**EXERCISE DESCRIPTION**
Among the lines below, copy each one in which "content" appears.

[[ SUPPLIED MATERIAL, beginning ]]

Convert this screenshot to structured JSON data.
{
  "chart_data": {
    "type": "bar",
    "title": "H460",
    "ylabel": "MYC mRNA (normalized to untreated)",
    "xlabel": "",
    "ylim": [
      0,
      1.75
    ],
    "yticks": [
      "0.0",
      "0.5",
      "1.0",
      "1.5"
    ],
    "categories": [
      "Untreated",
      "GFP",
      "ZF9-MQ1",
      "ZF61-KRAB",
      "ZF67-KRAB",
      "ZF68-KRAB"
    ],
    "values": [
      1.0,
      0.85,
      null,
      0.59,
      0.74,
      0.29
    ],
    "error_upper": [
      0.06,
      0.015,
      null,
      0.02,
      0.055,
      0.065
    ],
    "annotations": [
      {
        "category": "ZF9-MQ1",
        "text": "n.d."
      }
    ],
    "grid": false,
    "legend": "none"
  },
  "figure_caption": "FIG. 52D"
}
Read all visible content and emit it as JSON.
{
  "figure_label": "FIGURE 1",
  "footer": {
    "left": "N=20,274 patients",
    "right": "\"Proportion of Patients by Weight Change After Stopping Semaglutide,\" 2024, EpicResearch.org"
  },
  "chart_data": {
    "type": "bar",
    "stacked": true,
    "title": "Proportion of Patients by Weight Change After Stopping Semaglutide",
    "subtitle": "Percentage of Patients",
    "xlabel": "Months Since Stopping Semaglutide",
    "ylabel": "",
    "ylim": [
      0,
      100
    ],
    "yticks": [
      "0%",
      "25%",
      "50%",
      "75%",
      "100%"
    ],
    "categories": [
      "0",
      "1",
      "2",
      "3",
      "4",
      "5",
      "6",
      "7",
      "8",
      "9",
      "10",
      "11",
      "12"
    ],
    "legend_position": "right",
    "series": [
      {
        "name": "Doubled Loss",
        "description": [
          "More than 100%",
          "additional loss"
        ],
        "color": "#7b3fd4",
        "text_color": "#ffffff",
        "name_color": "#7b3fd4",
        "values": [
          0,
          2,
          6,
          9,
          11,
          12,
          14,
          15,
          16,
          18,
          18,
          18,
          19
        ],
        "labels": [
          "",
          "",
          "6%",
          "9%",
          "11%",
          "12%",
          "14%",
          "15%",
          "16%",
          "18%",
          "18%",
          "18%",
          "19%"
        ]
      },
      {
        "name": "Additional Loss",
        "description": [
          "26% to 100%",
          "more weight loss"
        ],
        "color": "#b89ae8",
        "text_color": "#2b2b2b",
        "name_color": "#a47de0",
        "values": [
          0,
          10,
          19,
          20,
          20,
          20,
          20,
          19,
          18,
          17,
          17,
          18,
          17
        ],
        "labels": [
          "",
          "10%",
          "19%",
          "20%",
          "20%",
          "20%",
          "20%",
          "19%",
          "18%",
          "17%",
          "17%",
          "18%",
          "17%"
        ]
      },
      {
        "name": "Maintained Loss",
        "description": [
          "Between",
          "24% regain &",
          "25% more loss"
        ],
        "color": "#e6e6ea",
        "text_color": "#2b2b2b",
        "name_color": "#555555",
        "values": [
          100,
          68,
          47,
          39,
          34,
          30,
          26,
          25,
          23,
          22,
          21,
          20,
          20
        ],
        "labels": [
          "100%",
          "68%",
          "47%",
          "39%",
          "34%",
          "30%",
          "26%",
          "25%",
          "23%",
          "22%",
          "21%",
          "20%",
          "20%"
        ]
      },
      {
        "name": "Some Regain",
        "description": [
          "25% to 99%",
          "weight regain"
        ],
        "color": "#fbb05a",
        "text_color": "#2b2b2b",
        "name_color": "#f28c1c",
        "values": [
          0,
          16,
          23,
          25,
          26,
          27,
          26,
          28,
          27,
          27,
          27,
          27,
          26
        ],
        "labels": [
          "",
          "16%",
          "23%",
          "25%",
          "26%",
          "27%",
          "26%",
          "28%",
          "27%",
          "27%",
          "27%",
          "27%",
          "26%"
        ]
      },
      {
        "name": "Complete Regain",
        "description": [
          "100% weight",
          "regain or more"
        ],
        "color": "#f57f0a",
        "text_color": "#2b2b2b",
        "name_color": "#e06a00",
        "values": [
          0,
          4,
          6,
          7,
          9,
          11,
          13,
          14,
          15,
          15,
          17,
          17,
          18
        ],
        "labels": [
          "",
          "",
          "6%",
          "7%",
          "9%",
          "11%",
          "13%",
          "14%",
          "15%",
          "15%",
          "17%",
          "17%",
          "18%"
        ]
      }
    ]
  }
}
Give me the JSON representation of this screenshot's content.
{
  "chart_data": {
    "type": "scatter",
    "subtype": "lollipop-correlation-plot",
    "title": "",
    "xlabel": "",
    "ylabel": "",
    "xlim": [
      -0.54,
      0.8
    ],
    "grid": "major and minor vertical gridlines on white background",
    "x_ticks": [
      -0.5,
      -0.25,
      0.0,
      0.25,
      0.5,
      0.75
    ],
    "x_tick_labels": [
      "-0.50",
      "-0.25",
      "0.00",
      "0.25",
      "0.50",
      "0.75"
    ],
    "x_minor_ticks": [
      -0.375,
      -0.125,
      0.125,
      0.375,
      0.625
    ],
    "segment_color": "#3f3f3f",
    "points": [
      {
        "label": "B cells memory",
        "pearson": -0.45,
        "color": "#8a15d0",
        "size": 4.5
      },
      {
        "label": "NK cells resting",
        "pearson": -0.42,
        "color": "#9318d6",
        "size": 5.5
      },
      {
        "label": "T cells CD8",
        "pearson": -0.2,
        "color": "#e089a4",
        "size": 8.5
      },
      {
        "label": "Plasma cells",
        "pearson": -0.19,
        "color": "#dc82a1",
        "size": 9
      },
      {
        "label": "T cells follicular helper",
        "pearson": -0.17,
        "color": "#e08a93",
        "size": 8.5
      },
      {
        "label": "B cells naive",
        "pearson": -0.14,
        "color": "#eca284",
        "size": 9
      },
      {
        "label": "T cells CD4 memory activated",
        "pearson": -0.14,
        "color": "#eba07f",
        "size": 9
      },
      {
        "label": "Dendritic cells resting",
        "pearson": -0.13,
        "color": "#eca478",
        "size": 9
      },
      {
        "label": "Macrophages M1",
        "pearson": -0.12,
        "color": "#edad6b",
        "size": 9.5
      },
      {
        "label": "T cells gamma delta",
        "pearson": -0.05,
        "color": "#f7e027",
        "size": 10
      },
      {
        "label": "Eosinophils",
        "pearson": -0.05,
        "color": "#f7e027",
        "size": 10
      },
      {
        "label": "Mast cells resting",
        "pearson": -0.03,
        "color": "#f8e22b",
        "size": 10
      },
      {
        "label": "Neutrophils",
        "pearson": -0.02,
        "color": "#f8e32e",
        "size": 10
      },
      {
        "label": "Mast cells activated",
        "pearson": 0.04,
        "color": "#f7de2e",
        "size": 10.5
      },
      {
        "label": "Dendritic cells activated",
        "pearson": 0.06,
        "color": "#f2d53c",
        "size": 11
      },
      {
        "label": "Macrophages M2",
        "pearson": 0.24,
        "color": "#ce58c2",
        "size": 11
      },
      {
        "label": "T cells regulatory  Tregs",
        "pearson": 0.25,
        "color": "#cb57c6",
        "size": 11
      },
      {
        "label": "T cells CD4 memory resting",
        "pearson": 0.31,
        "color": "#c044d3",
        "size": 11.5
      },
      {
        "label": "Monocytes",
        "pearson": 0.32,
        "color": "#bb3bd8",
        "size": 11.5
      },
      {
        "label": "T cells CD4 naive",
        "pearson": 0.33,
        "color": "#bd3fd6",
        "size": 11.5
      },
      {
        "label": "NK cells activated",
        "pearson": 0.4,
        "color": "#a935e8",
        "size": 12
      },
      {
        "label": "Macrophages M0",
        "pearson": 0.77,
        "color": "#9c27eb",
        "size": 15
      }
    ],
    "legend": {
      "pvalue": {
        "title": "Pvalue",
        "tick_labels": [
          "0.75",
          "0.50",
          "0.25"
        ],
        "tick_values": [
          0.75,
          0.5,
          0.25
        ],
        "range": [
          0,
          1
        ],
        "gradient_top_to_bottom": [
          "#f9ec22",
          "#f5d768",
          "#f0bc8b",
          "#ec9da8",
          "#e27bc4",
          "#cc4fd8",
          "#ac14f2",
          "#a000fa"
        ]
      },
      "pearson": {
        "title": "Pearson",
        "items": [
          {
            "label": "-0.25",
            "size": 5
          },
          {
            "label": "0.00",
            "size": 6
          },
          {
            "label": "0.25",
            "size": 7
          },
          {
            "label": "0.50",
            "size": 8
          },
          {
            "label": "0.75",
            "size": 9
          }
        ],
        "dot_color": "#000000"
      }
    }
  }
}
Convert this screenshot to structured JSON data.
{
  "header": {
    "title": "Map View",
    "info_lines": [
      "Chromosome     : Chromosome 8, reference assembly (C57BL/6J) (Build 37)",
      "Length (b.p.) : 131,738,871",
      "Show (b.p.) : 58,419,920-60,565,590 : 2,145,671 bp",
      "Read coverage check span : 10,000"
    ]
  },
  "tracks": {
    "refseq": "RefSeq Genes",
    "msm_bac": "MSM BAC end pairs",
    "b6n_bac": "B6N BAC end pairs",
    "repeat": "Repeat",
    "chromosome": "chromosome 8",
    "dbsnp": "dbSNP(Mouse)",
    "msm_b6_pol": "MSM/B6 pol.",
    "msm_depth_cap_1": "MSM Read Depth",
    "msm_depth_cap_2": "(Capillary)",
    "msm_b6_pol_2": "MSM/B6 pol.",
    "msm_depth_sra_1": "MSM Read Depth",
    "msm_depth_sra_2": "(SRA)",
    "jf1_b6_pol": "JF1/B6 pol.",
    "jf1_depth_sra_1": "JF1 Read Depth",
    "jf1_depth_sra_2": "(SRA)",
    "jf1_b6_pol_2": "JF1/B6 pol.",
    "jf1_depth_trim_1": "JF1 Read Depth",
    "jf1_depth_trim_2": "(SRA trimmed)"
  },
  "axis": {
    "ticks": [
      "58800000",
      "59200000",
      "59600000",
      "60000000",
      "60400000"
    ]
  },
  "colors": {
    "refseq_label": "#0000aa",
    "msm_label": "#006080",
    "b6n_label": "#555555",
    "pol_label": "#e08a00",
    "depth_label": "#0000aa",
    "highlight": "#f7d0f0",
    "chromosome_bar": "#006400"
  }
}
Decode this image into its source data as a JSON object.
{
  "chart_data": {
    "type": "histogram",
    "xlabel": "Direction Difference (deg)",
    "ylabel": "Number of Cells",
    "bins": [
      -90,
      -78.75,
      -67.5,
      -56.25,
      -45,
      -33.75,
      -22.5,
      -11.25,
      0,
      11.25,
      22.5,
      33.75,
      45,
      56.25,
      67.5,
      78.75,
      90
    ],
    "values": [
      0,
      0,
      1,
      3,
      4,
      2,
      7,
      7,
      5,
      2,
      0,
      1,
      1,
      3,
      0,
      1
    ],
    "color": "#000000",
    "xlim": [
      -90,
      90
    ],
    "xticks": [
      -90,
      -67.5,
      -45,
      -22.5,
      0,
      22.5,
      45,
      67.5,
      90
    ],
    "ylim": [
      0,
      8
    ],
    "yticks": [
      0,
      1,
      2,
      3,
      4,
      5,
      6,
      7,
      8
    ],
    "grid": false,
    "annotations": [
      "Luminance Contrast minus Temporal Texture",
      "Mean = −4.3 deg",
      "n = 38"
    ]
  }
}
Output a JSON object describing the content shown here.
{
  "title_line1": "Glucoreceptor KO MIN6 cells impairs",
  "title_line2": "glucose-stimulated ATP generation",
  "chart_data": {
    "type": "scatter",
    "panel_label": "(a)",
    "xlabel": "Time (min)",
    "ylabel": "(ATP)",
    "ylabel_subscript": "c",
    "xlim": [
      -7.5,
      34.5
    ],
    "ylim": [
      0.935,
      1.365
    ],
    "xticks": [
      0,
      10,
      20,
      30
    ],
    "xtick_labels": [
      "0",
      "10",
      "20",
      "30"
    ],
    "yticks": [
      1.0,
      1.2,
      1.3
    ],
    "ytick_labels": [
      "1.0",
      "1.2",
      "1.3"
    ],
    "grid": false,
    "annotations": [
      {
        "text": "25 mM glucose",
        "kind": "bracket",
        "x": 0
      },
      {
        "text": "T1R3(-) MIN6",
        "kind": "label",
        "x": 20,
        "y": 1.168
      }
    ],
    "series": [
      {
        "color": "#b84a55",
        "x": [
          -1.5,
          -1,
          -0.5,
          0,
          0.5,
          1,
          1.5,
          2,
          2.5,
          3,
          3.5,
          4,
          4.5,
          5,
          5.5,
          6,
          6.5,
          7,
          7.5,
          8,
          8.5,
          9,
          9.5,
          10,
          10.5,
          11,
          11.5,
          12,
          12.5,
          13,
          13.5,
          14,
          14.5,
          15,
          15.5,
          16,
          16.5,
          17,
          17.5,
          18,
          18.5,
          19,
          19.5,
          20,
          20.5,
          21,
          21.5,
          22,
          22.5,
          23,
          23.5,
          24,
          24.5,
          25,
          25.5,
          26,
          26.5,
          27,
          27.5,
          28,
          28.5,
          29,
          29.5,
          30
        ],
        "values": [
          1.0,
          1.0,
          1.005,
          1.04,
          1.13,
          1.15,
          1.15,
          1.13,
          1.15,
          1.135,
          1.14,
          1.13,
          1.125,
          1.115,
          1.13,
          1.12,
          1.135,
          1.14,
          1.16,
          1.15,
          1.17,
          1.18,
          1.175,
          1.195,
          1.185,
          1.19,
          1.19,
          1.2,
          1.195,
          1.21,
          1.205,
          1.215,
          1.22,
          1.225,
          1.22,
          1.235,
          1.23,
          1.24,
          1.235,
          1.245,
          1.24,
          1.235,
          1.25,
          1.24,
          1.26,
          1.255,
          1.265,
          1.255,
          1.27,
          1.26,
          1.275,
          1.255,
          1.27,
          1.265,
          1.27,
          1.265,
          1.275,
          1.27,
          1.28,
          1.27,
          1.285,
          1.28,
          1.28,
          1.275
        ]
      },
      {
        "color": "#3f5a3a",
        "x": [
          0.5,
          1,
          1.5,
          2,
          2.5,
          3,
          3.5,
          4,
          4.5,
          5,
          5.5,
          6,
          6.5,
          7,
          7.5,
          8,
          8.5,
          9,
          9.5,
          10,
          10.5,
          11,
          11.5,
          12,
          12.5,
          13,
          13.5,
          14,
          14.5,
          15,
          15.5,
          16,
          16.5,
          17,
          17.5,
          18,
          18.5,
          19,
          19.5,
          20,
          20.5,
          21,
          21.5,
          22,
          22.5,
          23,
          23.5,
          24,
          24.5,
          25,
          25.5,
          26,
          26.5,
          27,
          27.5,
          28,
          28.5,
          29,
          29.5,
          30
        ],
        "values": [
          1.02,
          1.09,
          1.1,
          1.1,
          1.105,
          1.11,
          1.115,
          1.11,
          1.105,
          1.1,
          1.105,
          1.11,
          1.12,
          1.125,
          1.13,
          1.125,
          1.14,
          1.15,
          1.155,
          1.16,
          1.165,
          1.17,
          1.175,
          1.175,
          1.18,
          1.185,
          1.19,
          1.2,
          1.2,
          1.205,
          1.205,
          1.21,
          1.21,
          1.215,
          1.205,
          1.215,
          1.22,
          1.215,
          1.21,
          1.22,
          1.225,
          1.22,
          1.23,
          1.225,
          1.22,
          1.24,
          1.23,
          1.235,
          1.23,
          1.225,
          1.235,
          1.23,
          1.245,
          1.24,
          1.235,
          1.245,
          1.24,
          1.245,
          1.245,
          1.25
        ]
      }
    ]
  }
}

[[ SUPPLIED MATERIAL, end ]]

**TASK RESPONSE**
Read all visible content and emit it as JSON.
Give me the JSON representation of this screenshot's content.
Output a JSON object describing the content shown here.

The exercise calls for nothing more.